#### Challenges:
[1] Reproduce word for word the passage of the SNES cartridge reader article that runs from "59 thoughts on" up to and including "of chip manufacture.".
[2] Continue the SNES cartridge reader article and its comment thread, picking up right after its final sentence.

#### Document segment:

· · · ·

Open Source SNES To USB Converter Lets You Emulate Legally

[Andrew Milkovich] was inspired build his own Super Nintendo cartridge reader based on a device we covered an eternity (in internet years) ago. The device mounts a real cartridge as a USB mass storage device, allowing you to play your games using an emulator directly from the cart.

This uses a Teensy++ 2.0  at its core. [Andrew] had to desolder the EEPROM pins from the SNES cartridge and reverse engineer the pinouts himself, but the end result was a device that could successfully read the cartridge without erasing it, no small accomplishment. The finished cartridge reader is build on some protoboard and we’d like to complement [Andrew] on his jumper routing on the underside of that board.

Of course, the experience of any console is just not the same without the original controller. So [Andrew] went a step further and made his own SNES controller to USB converter. This had the venerable Atmel ATmega328 at its core, and can be used separate from the cartridge reader if desired.

59 thoughts on “Open Source SNES To USB Converter Lets You Emulate Legally

    1. “EEPROM (also written E²PROM and pronounced “e-e-prom”, “double-e-prom” or “e-squared-prom”) stands for Electrically Erasable Programmable Read-Only Memory and is a type of non-volatile memory used in computers and other electronic devices to store relatively small amounts of data but allowing individual bytes to be erased and reprogrammed.” – Wikipedia

          1. Of course, as there are some unburnt jumpers (those which are set to “zero” AFAIK), so nothing stops you from burning them.
            In (S)NES cartridges they use mask ROM though, with no means of external programming. It is pprogrammed at the time of chip manufacture.

    2. It didn’t say “erase the ROM”, it said “erase the cartridge”. The same cartridge that has battery backed RAM in it.

      That RAM is powered by the system itself until the voltage drops below a threshold after which the RAM is powered by a battery (usually a coin cell)

      If you ride that voltage threshold, or allow the voltage from the system to bounce a lot, there will be a period of time where neither the system or the battery will be fully powering the RAM, thus corrupting it enough to not pass checksum and the system interpreting it as empty – aka erasing the RAM contents in the cartridge.

· · · ·

Records excerpted from a collection
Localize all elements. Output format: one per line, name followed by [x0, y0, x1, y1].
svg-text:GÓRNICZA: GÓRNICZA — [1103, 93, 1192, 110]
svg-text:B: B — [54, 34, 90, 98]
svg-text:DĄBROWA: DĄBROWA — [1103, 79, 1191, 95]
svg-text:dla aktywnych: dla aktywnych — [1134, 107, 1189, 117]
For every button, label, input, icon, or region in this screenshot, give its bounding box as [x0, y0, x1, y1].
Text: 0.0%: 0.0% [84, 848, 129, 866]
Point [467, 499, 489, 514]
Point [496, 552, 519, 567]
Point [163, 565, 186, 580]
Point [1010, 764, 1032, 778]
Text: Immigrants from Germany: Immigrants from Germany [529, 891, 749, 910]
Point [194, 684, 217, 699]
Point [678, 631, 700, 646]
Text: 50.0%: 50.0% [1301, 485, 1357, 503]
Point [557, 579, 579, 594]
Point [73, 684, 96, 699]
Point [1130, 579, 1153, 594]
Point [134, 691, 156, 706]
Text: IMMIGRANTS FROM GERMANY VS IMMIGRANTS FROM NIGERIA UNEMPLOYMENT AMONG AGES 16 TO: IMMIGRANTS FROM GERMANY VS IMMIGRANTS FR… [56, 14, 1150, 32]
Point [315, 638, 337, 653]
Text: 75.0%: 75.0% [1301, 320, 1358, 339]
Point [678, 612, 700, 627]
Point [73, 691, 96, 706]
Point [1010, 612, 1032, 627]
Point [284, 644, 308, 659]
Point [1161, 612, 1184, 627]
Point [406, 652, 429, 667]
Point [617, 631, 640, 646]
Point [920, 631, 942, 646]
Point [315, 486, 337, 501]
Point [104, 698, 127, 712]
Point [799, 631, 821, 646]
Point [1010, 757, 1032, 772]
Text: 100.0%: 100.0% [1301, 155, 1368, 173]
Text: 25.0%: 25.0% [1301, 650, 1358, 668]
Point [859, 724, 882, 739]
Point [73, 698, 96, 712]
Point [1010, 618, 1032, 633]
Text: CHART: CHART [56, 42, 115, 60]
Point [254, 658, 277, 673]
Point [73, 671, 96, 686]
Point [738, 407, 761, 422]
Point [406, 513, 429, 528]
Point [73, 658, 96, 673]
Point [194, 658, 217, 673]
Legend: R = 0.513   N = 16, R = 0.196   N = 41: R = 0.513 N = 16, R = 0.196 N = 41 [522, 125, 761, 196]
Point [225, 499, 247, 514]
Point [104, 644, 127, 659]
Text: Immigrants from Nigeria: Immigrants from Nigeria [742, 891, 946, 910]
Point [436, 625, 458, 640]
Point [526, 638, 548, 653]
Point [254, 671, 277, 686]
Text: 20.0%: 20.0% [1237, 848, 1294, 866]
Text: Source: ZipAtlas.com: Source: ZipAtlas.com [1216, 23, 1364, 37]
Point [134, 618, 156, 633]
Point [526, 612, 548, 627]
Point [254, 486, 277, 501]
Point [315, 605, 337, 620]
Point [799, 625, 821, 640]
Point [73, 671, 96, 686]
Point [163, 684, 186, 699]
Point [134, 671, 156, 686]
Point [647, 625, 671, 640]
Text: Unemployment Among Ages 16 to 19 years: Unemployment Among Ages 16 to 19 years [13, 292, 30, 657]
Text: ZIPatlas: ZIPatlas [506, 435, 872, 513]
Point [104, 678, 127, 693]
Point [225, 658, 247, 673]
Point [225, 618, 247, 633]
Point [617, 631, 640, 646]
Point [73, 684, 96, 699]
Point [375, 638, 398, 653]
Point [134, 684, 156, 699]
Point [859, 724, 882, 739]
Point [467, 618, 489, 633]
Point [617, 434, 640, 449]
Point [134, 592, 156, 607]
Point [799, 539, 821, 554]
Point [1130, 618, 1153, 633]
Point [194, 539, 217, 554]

· · · ·

#### The answers:
[1]
59 thoughts on “Open Source SNES To USB Converter Lets You Emulate Legally

    1. “EEPROM (also written E²PROM and pronounced “e-e-prom”, “double-e-prom” or “e-squared-prom”) stands for Electrically Erasable Programmable Read-Only Memory and is a type of non-volatile memory used in computers and other electronic devices to store relatively small amounts of data but allowing individual bytes to be erased and reprogrammed.” – Wikipedia

          1. Of course, as there are some unburnt jumpers (those which are set to “zero” AFAIK), so nothing stops you from burning them.
            In (S)NES cartridges they use mask ROM though, with no means of external programming. It is pprogrammed at the time of chip manufacture.

[2]
      1. This is basically how my little sister accidentally erased my save games on the original Legend of Zelda on NES. She kept hitting the power and reset buttons just because she could …

        1. If you wrote your own code, absolutely. But unless you own the rights or a license, copying and distributing someone else’s IP without authorization is a violation of their copyright.

          1. Does that mean someone could legally make and sell a game that used a licensed game as the source code? For example, making an rpg using code on say, final fantasy 3 and the new game is completely different (no chocobos, characters different, etc)

        2. The ROMs contain machine code from the company who wrote the game. Nobody is writing new ROMs here. They’re game cartridges. For a console. He wants to read them into a computer.

          It’s not an issue of free speech anyway, it’s an issue of copyright. Free speech doesn’t let you publish other people’s work without permission. You seem a bit confused over what this project is.

          1. “Nobody is writing new ROMs here.”
            suppose they wanted to, are there homebrew blank cartridges? Could this converter port, do the reverse?

            I imagine the CIC chip would be a pain. C’mon nintendo, why not make a new standalone SNES with sd-cards, free IDE, and wifi – that’s not virtually inside a Wii.

    1. worrying about legality of roms is something that kind of dissapears when you email nintendo to ask for information about replacing a save game coin cell battery in sim city for snes and all they come back with is its available on the wii store.

          1. Since Disney got “Snow white” trademarked I consider US copyright, trademark and patent laws as broken (or say the straw that broke the M.U.L.Es back), it is a travesty.
            Especially since Disney is largely built on movies and characters from classics that are in the Public Domain.
            They should at least have the decency to put a plaque containing information about the author and work that they have “borrowed” from in every location on Disneyworld and Disneyland and as a part of the credits on the movies.

      1. Except when it’s 75 years after Disney’s cold, dead head went to the great refrigerator in the sky, Disney will have lobbied the US Government to extend it even further. Basically everything copyrighted after Steamboat Willy is going to be copyrighted forever.

  1. I hope it was a broken SNES that the socket was salvaged from.
    Those units are sure getting pretty costly, hehe
    Anywho.. im curious as to how this would operate under a SuperGameboy
    Or Game gene.
    Heck, or even the histerical DOOM counterfeit lookalike, super Noah’s arc 3D

    Anywho.. ingenious concept!

  2. “Andrew had to desolder the EEPROM pins from the SNES cartridge and reverse engineer the pinouts himself”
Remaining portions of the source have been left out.